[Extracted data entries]
▼
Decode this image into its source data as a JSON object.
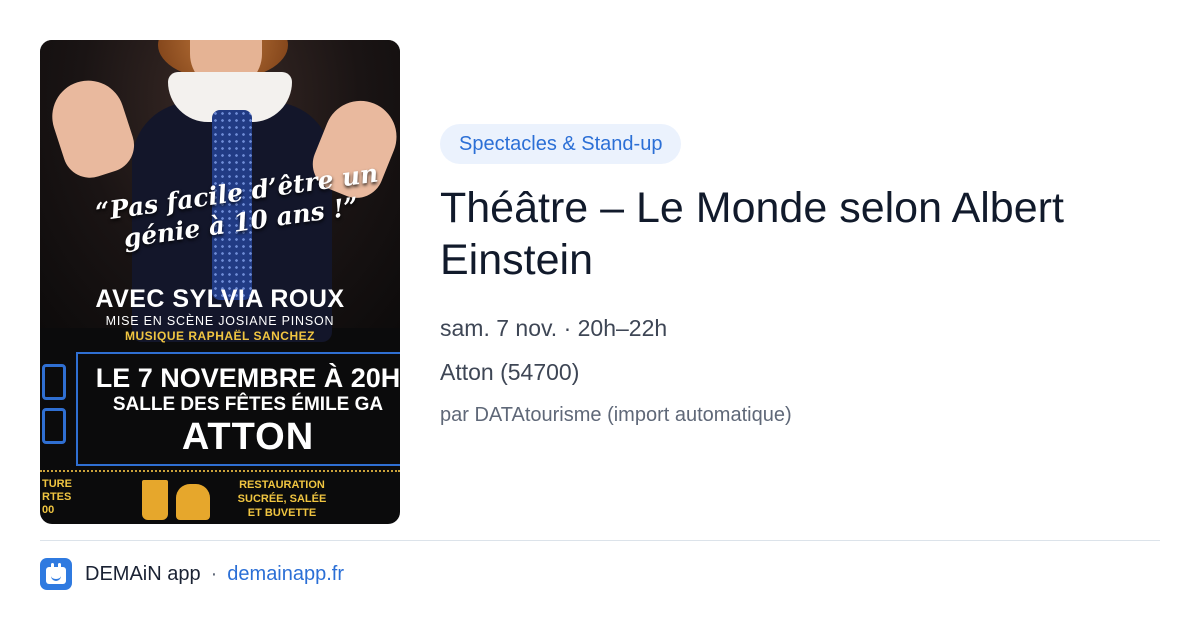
{
  "poster": {
    "quote": "“Pas facile d’être un génie à 10 ans !”",
    "avec": "AVEC SYLVIA ROUX",
    "mise_en_scene": "MISE EN SCÈNE JOSIANE PINSON",
    "musique": "MUSIQUE RAPHAËL SANCHEZ",
    "date_line": "LE 7 NOVEMBRE À 20H",
    "salle_line": "SALLE DES FÊTES ÉMILE GA",
    "city": "ATTON",
    "left_stub": "TURE\nRTES\n00",
    "restauration": "RESTAURATION\nSUCRÉE, SALÉE\nET BUVETTE"
  },
  "event": {
    "category": "Spectacles & Stand-up",
    "title": "Théâtre – Le Monde selon Albert Einstein",
    "date": "sam. 7 nov. · 20h–22h",
    "location": "Atton (54700)",
    "source": "par DATAtourisme (import automatique)"
  },
  "footer": {
    "app_name": "DEMAiN app",
    "separator": "·",
    "url": "demainapp.fr",
    "icon": "calendar-face-icon"
  },
  "colors": {
    "accent": "#2b6fd6",
    "chip_bg": "#ebf2fd",
    "title": "#111a2b",
    "divider": "#dce3ea"
  }
}
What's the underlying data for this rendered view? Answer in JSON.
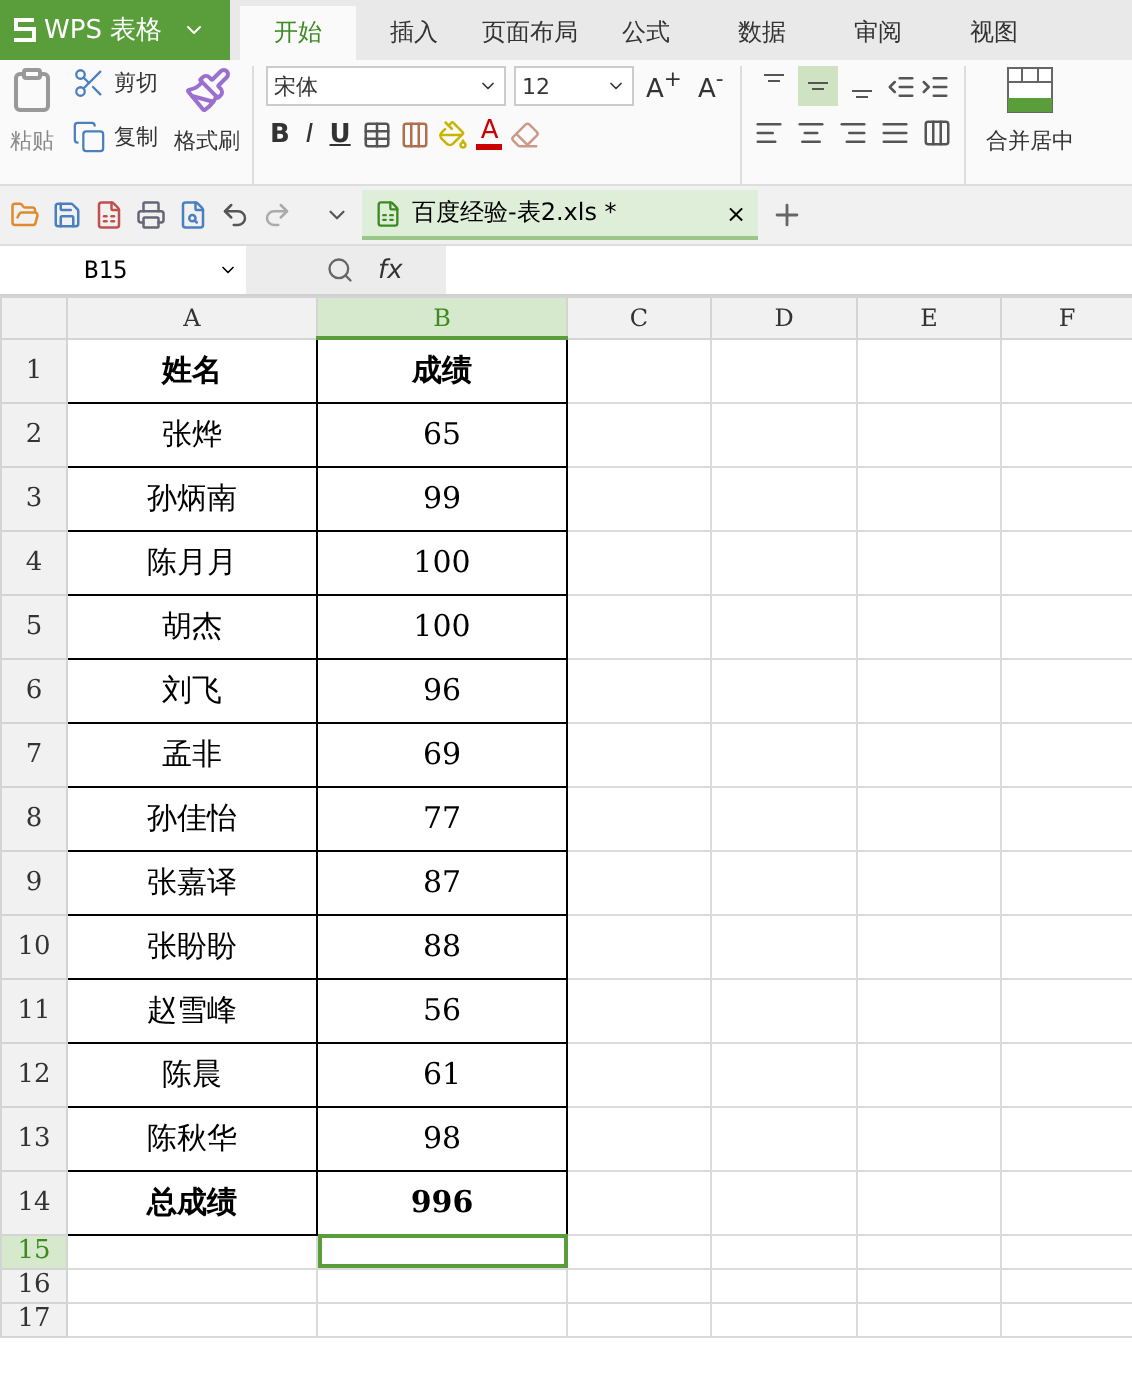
{
  "app": {
    "title": "WPS 表格"
  },
  "tabs": [
    {
      "label": "开始",
      "selected": true
    },
    {
      "label": "插入",
      "selected": false
    },
    {
      "label": "页面布局",
      "selected": false
    },
    {
      "label": "公式",
      "selected": false
    },
    {
      "label": "数据",
      "selected": false
    },
    {
      "label": "审阅",
      "selected": false
    },
    {
      "label": "视图",
      "selected": false
    }
  ],
  "ribbon": {
    "paste": "粘贴",
    "cut": "剪切",
    "copy": "复制",
    "format_painter": "格式刷",
    "font_name": "宋体",
    "font_size": "12",
    "grow_font": "A$^{+}$",
    "shrink_font": "A$^{-}$",
    "bold": "B",
    "italic": "I",
    "underline": "U",
    "font_color": "A",
    "merge": "合并居中",
    "align_top": [
      {
        "kind": "top",
        "selected": false
      },
      {
        "kind": "middle",
        "selected": true
      },
      {
        "kind": "bottom",
        "selected": false
      }
    ]
  },
  "document_tab": {
    "title": "百度经验-表2.xls *",
    "close": "×"
  },
  "name_box": "B15",
  "formula_label": "fx",
  "columns": [
    {
      "label": "A",
      "selected": false
    },
    {
      "label": "B",
      "selected": true
    },
    {
      "label": "C",
      "selected": false
    },
    {
      "label": "D",
      "selected": false
    },
    {
      "label": "E",
      "selected": false
    },
    {
      "label": "F",
      "selected": false
    }
  ],
  "rows": [
    {
      "number": "1",
      "cells": [
        "姓名",
        "成绩"
      ],
      "bold": true,
      "selected": false
    },
    {
      "number": "2",
      "cells": [
        "张烨",
        "65"
      ],
      "bold": false,
      "selected": false
    },
    {
      "number": "3",
      "cells": [
        "孙炳南",
        "99"
      ],
      "bold": false,
      "selected": false
    },
    {
      "number": "4",
      "cells": [
        "陈月月",
        "100"
      ],
      "bold": false,
      "selected": false
    },
    {
      "number": "5",
      "cells": [
        "胡杰",
        "100"
      ],
      "bold": false,
      "selected": false
    },
    {
      "number": "6",
      "cells": [
        "刘飞",
        "96"
      ],
      "bold": false,
      "selected": false
    },
    {
      "number": "7",
      "cells": [
        "孟非",
        "69"
      ],
      "bold": false,
      "selected": false
    },
    {
      "number": "8",
      "cells": [
        "孙佳怡",
        "77"
      ],
      "bold": false,
      "selected": false
    },
    {
      "number": "9",
      "cells": [
        "张嘉译",
        "87"
      ],
      "bold": false,
      "selected": false
    },
    {
      "number": "10",
      "cells": [
        "张盼盼",
        "88"
      ],
      "bold": false,
      "selected": false
    },
    {
      "number": "11",
      "cells": [
        "赵雪峰",
        "56"
      ],
      "bold": false,
      "selected": false
    },
    {
      "number": "12",
      "cells": [
        "陈晨",
        "61"
      ],
      "bold": false,
      "selected": false
    },
    {
      "number": "13",
      "cells": [
        "陈秋华",
        "98"
      ],
      "bold": false,
      "selected": false
    },
    {
      "number": "14",
      "cells": [
        "总成绩",
        "996"
      ],
      "bold": true,
      "selected": false
    },
    {
      "number": "15",
      "cells": [],
      "selected": true
    },
    {
      "number": "16",
      "cells": [],
      "selected": false
    },
    {
      "number": "17",
      "cells": [],
      "selected": false
    }
  ]
}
▲
**Your objective:** Extract every line of the data exactly; pictures stay out.

**The reply:**
Decode this image into its source data as a JSON object.
{
  "poster": {
    "quote": "“Pas facile d’être un génie à 10 ans !”",
    "avec": "AVEC SYLVIA ROUX",
    "mise_en_scene": "MISE EN SCÈNE JOSIANE PINSON",
    "musique": "MUSIQUE RAPHAËL SANCHEZ",
    "date_line": "LE 7 NOVEMBRE À 20H",
    "salle_line": "SALLE DES FÊTES ÉMILE GA",
    "city": "ATTON",
    "left_stub": "TURE\nRTES\n00",
    "restauration": "RESTAURATION\nSUCRÉE, SALÉE\nET BUVETTE"
  },
  "event": {
    "category": "Spectacles & Stand-up",
    "title": "Théâtre – Le Monde selon Albert Einstein",
    "date": "sam. 7 nov. · 20h–22h",
    "location": "Atton (54700)",
    "source": "par DATAtourisme (import automatique)"
  },
  "footer": {
    "app_name": "DEMAiN app",
    "separator": "·",
    "url": "demainapp.fr",
    "icon": "calendar-face-icon"
  },
  "colors": {
    "accent": "#2b6fd6",
    "chip_bg": "#ebf2fd",
    "title": "#111a2b",
    "divider": "#dce3ea"
  }
}
What's the underlying data for this rendered view? Answer in JSON.
{
  "app": {
    "title": "WPS 表格"
  },
  "tabs": [
    {
      "label": "开始",
      "selected": true
    },
    {
      "label": "插入",
      "selected": false
    },
    {
      "label": "页面布局",
      "selected": false
    },
    {
      "label": "公式",
      "selected": false
    },
    {
      "label": "数据",
      "selected": false
    },
    {
      "label": "审阅",
      "selected": false
    },
    {
      "label": "视图",
      "selected": false
    }
  ],
  "ribbon": {
    "paste": "粘贴",
    "cut": "剪切",
    "copy": "复制",
    "format_painter": "格式刷",
    "font_name": "宋体",
    "font_size": "12",
    "grow_font": "A$^{+}$",
    "shrink_font": "A$^{-}$",
    "bold": "B",
    "italic": "I",
    "underline": "U",
    "font_color": "A",
    "merge": "合并居中",
    "align_top": [
      {
        "kind": "top",
        "selected": false
      },
      {
        "kind": "middle",
        "selected": true
      },
      {
        "kind": "bottom",
        "selected": false
      }
    ]
  },
  "document_tab": {
    "title": "百度经验-表2.xls *",
    "close": "×"
  },
  "name_box": "B15",
  "formula_label": "fx",
  "columns": [
    {
      "label": "A",
      "selected": false
    },
    {
      "label": "B",
      "selected": true
    },
    {
      "label": "C",
      "selected": false
    },
    {
      "label": "D",
      "selected": false
    },
    {
      "label": "E",
      "selected": false
    },
    {
      "label": "F",
      "selected": false
    }
  ],
  "rows": [
    {
      "number": "1",
      "cells": [
        "姓名",
        "成绩"
      ],
      "bold": true,
      "selected": false
    },
    {
      "number": "2",
      "cells": [
        "张烨",
        "65"
      ],
      "bold": false,
      "selected": false
    },
    {
      "number": "3",
      "cells": [
        "孙炳南",
        "99"
      ],
      "bold": false,
      "selected": false
    },
    {
      "number": "4",
      "cells": [
        "陈月月",
        "100"
      ],
      "bold": false,
      "selected": false
    },
    {
      "number": "5",
      "cells": [
        "胡杰",
        "100"
      ],
      "bold": false,
      "selected": false
    },
    {
      "number": "6",
      "cells": [
        "刘飞",
        "96"
      ],
      "bold": false,
      "selected": false
    },
    {
      "number": "7",
      "cells": [
        "孟非",
        "69"
      ],
      "bold": false,
      "selected": false
    },
    {
      "number": "8",
      "cells": [
        "孙佳怡",
        "77"
      ],
      "bold": false,
      "selected": false
    },
    {
      "number": "9",
      "cells": [
        "张嘉译",
        "87"
      ],
      "bold": false,
      "selected": false
    },
    {
      "number": "10",
      "cells": [
        "张盼盼",
        "88"
      ],
      "bold": false,
      "selected": false
    },
    {
      "number": "11",
      "cells": [
        "赵雪峰",
        "56"
      ],
      "bold": false,
      "selected": false
    },
    {
      "number": "12",
      "cells": [
        "陈晨",
        "61"
      ],
      "bold": false,
      "selected": false
    },
    {
      "number": "13",
      "cells": [
        "陈秋华",
        "98"
      ],
      "bold": false,
      "selected": false
    },
    {
      "number": "14",
      "cells": [
        "总成绩",
        "996"
      ],
      "bold": true,
      "selected": false
    },
    {
      "number": "15",
      "cells": [],
      "selected": true
    },
    {
      "number": "16",
      "cells": [],
      "selected": false
    },
    {
      "number": "17",
      "cells": [],
      "selected": false
    }
  ]
}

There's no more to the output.